# Written problem
Write the material out again in full, exactly.

— start of Extracted information —

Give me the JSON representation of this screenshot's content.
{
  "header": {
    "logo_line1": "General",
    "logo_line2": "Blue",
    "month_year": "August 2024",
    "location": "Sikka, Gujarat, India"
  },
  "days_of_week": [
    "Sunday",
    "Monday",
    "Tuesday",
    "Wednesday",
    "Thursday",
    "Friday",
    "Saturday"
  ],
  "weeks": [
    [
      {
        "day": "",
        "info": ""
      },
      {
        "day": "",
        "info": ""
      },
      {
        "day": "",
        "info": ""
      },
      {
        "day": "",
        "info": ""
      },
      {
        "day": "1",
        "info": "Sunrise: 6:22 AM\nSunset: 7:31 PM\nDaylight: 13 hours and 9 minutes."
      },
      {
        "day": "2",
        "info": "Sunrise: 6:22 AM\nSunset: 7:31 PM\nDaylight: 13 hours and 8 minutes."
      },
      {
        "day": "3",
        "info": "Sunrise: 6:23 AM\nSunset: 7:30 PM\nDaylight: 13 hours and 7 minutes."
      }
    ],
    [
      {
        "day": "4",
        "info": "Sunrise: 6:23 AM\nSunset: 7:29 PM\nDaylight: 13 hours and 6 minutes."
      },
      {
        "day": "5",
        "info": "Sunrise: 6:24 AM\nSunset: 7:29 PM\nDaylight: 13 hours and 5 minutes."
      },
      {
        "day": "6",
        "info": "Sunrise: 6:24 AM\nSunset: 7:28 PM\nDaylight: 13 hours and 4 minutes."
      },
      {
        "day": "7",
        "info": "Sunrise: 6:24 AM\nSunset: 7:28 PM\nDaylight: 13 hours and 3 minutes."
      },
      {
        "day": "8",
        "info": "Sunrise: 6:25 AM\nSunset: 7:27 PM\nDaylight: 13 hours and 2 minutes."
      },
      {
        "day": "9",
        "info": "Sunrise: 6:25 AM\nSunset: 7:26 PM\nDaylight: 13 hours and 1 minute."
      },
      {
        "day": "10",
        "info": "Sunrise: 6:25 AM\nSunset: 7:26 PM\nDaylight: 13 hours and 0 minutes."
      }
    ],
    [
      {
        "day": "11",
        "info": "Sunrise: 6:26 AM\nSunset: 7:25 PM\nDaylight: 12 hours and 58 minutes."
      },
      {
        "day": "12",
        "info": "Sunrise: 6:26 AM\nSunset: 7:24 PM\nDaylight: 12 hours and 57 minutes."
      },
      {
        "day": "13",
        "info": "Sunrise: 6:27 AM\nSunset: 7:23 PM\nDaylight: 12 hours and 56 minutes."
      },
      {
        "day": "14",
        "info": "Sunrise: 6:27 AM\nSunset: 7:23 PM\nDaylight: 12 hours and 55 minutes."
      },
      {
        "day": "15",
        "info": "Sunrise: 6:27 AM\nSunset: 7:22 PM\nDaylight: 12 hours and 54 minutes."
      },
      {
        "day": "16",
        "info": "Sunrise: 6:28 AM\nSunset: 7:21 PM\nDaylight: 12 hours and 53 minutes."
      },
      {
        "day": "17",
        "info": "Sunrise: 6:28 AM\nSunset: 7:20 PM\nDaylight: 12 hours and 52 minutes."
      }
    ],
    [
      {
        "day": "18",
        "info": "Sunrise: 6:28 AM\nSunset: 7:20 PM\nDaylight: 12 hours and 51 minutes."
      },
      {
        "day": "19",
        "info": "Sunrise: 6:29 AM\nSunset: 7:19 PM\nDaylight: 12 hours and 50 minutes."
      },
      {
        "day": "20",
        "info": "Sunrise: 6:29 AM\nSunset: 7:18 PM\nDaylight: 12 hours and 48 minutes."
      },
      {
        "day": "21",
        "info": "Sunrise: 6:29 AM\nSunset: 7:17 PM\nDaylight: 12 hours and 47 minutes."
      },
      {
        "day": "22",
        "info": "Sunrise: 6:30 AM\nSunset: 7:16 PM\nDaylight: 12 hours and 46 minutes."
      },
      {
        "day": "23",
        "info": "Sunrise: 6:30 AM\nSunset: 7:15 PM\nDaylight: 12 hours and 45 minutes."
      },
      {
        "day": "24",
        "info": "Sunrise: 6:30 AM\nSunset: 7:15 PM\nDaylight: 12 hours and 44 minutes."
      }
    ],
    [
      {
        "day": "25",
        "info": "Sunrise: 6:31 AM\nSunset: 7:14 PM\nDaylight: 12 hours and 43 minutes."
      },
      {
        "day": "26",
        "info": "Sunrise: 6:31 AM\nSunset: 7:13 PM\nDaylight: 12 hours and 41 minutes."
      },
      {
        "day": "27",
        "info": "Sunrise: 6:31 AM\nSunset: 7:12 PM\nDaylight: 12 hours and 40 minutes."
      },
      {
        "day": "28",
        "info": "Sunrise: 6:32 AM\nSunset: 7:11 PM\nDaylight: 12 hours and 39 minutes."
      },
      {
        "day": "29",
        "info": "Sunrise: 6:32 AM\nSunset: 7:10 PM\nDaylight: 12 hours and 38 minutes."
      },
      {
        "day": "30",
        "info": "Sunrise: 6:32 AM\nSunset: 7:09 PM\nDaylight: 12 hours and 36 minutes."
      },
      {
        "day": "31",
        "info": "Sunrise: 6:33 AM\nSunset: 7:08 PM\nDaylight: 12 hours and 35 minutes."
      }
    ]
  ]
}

— end of Extracted information —

# Worked solution
Give me the JSON representation of this screenshot's content.
{
  "header": {
    "logo_line1": "General",
    "logo_line2": "Blue",
    "month_year": "August 2024",
    "location": "Sikka, Gujarat, India"
  },
  "days_of_week": [
    "Sunday",
    "Monday",
    "Tuesday",
    "Wednesday",
    "Thursday",
    "Friday",
    "Saturday"
  ],
  "weeks": [
    [
      {
        "day": "",
        "info": ""
      },
      {
        "day": "",
        "info": ""
      },
      {
        "day": "",
        "info": ""
      },
      {
        "day": "",
        "info": ""
      },
      {
        "day": "1",
        "info": "Sunrise: 6:22 AM\nSunset: 7:31 PM\nDaylight: 13 hours and 9 minutes."
      },
      {
        "day": "2",
        "info": "Sunrise: 6:22 AM\nSunset: 7:31 PM\nDaylight: 13 hours and 8 minutes."
      },
      {
        "day": "3",
        "info": "Sunrise: 6:23 AM\nSunset: 7:30 PM\nDaylight: 13 hours and 7 minutes."
      }
    ],
    [
      {
        "day": "4",
        "info": "Sunrise: 6:23 AM\nSunset: 7:29 PM\nDaylight: 13 hours and 6 minutes."
      },
      {
        "day": "5",
        "info": "Sunrise: 6:24 AM\nSunset: 7:29 PM\nDaylight: 13 hours and 5 minutes."
      },
      {
        "day": "6",
        "info": "Sunrise: 6:24 AM\nSunset: 7:28 PM\nDaylight: 13 hours and 4 minutes."
      },
      {
        "day": "7",
        "info": "Sunrise: 6:24 AM\nSunset: 7:28 PM\nDaylight: 13 hours and 3 minutes."
      },
      {
        "day": "8",
        "info": "Sunrise: 6:25 AM\nSunset: 7:27 PM\nDaylight: 13 hours and 2 minutes."
      },
      {
        "day": "9",
        "info": "Sunrise: 6:25 AM\nSunset: 7:26 PM\nDaylight: 13 hours and 1 minute."
      },
      {
        "day": "10",
        "info": "Sunrise: 6:25 AM\nSunset: 7:26 PM\nDaylight: 13 hours and 0 minutes."
      }
    ],
    [
      {
        "day": "11",
        "info": "Sunrise: 6:26 AM\nSunset: 7:25 PM\nDaylight: 12 hours and 58 minutes."
      },
      {
        "day": "12",
        "info": "Sunrise: 6:26 AM\nSunset: 7:24 PM\nDaylight: 12 hours and 57 minutes."
      },
      {
        "day": "13",
        "info": "Sunrise: 6:27 AM\nSunset: 7:23 PM\nDaylight: 12 hours and 56 minutes."
      },
      {
        "day": "14",
        "info": "Sunrise: 6:27 AM\nSunset: 7:23 PM\nDaylight: 12 hours and 55 minutes."
      },
      {
        "day": "15",
        "info": "Sunrise: 6:27 AM\nSunset: 7:22 PM\nDaylight: 12 hours and 54 minutes."
      },
      {
        "day": "16",
        "info": "Sunrise: 6:28 AM\nSunset: 7:21 PM\nDaylight: 12 hours and 53 minutes."
      },
      {
        "day": "17",
        "info": "Sunrise: 6:28 AM\nSunset: 7:20 PM\nDaylight: 12 hours and 52 minutes."
      }
    ],
    [
      {
        "day": "18",
        "info": "Sunrise: 6:28 AM\nSunset: 7:20 PM\nDaylight: 12 hours and 51 minutes."
      },
      {
        "day": "19",
        "info": "Sunrise: 6:29 AM\nSunset: 7:19 PM\nDaylight: 12 hours and 50 minutes."
      },
      {
        "day": "20",
        "info": "Sunrise: 6:29 AM\nSunset: 7:18 PM\nDaylight: 12 hours and 48 minutes."
      },
      {
        "day": "21",
        "info": "Sunrise: 6:29 AM\nSunset: 7:17 PM\nDaylight: 12 hours and 47 minutes."
      },
      {
        "day": "22",
        "info": "Sunrise: 6:30 AM\nSunset: 7:16 PM\nDaylight: 12 hours and 46 minutes."
      },
      {
        "day": "23",
        "info": "Sunrise: 6:30 AM\nSunset: 7:15 PM\nDaylight: 12 hours and 45 minutes."
      },
      {
        "day": "24",
        "info": "Sunrise: 6:30 AM\nSunset: 7:15 PM\nDaylight: 12 hours and 44 minutes."
      }
    ],
    [
      {
        "day": "25",
        "info": "Sunrise: 6:31 AM\nSunset: 7:14 PM\nDaylight: 12 hours and 43 minutes."
      },
      {
        "day": "26",
        "info": "Sunrise: 6:31 AM\nSunset: 7:13 PM\nDaylight: 12 hours and 41 minutes."
      },
      {
        "day": "27",
        "info": "Sunrise: 6:31 AM\nSunset: 7:12 PM\nDaylight: 12 hours and 40 minutes."
      },
      {
        "day": "28",
        "info": "Sunrise: 6:32 AM\nSunset: 7:11 PM\nDaylight: 12 hours and 39 minutes."
      },
      {
        "day": "29",
        "info": "Sunrise: 6:32 AM\nSunset: 7:10 PM\nDaylight: 12 hours and 38 minutes."
      },
      {
        "day": "30",
        "info": "Sunrise: 6:32 AM\nSunset: 7:09 PM\nDaylight: 12 hours and 36 minutes."
      },
      {
        "day": "31",
        "info": "Sunrise: 6:33 AM\nSunset: 7:08 PM\nDaylight: 12 hours and 35 minutes."
      }
    ]
  ]
}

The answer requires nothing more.